**Exercise aim**
Each line that holds the word "Train" counts once; give the total number of such lines and nothing else.

Figure record listings
***

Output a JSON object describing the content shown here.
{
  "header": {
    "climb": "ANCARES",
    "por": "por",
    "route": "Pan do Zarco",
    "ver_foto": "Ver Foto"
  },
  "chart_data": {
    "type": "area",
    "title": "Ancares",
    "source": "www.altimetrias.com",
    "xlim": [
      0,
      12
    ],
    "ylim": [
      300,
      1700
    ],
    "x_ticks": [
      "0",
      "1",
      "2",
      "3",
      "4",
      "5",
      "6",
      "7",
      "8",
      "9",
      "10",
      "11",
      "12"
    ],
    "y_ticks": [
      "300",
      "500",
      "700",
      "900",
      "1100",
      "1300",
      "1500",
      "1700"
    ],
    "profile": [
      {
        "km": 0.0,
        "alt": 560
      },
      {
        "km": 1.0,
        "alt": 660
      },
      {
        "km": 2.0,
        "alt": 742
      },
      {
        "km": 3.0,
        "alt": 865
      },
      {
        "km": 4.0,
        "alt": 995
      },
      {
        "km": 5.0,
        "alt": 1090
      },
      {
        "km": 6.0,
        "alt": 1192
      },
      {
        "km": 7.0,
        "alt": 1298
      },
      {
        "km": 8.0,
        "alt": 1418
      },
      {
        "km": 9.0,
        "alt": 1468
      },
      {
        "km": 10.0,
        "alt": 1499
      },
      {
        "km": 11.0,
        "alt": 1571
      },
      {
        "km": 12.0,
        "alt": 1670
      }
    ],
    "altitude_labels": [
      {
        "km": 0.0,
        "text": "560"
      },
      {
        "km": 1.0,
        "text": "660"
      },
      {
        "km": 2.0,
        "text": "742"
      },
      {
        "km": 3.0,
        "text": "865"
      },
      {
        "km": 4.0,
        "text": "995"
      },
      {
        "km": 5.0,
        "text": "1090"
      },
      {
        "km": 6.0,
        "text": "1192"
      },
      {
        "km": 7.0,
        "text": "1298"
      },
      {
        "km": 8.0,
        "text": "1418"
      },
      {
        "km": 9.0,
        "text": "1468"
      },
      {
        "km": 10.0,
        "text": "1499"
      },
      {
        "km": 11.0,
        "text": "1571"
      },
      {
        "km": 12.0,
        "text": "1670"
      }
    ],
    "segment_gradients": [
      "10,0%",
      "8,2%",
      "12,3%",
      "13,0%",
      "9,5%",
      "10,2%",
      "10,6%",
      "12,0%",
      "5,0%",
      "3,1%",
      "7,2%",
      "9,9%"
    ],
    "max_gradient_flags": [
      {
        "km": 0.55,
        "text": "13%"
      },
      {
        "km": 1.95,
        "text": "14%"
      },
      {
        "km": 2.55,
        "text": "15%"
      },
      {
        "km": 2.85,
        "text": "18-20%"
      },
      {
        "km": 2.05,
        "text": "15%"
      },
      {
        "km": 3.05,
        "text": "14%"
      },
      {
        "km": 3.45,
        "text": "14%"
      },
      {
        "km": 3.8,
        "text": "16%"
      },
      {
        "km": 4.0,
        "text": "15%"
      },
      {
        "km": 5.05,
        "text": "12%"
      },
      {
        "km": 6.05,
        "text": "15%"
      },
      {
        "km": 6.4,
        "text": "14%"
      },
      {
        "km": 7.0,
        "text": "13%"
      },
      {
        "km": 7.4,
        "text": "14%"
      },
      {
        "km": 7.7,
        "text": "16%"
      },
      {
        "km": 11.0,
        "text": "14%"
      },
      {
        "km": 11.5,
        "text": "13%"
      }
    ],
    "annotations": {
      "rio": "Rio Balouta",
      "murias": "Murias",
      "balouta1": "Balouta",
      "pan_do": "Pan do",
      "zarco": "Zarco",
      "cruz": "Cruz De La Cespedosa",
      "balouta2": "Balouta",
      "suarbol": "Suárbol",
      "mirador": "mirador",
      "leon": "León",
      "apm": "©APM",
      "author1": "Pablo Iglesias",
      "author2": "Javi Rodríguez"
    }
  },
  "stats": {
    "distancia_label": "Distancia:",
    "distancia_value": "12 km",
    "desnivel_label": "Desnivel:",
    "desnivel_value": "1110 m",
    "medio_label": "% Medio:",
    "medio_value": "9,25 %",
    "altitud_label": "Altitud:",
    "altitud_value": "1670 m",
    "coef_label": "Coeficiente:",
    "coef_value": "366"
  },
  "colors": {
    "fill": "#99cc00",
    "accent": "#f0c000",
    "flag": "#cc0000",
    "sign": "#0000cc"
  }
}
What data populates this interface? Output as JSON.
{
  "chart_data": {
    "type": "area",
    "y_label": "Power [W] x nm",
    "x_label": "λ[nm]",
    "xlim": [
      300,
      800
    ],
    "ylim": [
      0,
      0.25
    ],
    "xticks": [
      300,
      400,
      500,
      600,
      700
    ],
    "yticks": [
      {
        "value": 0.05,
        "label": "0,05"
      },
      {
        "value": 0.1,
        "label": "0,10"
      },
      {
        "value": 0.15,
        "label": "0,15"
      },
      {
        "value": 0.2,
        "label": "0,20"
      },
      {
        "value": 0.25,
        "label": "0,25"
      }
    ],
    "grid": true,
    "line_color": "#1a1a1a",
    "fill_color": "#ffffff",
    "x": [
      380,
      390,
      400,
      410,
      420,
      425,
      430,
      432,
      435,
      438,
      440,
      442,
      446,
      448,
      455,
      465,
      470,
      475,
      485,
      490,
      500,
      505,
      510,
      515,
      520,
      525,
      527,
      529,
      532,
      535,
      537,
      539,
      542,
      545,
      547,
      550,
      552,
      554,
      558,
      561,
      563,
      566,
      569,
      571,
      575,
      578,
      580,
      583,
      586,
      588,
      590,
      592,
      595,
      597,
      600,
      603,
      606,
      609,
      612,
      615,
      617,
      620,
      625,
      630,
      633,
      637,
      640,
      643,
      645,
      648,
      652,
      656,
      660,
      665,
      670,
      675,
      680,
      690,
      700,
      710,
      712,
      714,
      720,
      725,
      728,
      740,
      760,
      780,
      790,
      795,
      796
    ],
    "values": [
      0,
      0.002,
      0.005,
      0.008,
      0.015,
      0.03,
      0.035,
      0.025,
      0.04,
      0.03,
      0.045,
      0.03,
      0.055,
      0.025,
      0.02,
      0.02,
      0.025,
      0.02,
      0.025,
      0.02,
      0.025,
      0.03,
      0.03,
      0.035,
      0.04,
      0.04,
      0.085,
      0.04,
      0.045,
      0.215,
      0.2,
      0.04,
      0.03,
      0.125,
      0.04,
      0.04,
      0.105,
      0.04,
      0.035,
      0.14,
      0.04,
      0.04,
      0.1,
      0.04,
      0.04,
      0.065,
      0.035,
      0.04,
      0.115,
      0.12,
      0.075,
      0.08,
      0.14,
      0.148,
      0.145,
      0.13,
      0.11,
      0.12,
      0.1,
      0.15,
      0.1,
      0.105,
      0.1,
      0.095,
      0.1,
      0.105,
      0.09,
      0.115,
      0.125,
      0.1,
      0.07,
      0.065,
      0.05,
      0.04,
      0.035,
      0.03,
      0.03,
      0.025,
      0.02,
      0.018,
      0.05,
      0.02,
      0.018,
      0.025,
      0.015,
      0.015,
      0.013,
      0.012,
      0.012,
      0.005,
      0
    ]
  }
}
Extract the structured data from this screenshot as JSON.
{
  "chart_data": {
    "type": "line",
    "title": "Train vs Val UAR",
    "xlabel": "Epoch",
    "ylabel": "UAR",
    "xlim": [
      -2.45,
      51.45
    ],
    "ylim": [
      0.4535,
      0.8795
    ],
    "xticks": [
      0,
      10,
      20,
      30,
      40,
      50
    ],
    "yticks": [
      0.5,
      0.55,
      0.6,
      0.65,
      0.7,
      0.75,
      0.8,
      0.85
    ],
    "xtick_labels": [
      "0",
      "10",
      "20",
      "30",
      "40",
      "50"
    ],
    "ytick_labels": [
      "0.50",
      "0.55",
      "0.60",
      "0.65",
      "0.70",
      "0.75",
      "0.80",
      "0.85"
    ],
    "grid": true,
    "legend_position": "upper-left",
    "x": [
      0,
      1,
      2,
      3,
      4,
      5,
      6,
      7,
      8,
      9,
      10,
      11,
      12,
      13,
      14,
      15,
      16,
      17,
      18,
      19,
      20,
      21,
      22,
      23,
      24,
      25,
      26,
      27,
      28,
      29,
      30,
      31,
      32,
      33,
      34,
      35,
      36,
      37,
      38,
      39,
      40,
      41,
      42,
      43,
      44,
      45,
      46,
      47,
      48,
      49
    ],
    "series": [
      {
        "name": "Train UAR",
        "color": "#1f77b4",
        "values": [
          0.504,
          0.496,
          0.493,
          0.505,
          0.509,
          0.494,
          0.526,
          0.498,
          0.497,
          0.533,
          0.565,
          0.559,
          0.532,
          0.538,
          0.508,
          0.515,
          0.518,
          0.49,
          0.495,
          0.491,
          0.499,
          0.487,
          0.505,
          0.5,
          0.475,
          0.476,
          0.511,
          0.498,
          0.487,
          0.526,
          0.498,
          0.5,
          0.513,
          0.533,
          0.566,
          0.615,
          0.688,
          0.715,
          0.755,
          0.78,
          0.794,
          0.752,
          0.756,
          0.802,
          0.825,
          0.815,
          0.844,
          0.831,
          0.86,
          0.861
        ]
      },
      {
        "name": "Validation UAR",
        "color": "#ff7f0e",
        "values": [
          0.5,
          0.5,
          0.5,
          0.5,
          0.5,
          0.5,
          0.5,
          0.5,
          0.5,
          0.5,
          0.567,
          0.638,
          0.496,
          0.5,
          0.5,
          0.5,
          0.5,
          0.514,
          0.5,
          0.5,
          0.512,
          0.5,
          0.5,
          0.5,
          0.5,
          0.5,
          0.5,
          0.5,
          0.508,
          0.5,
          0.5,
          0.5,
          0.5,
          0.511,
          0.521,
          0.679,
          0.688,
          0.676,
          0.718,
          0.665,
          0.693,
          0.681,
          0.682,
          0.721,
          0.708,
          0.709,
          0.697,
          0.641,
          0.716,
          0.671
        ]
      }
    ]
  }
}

***

**The reply**
2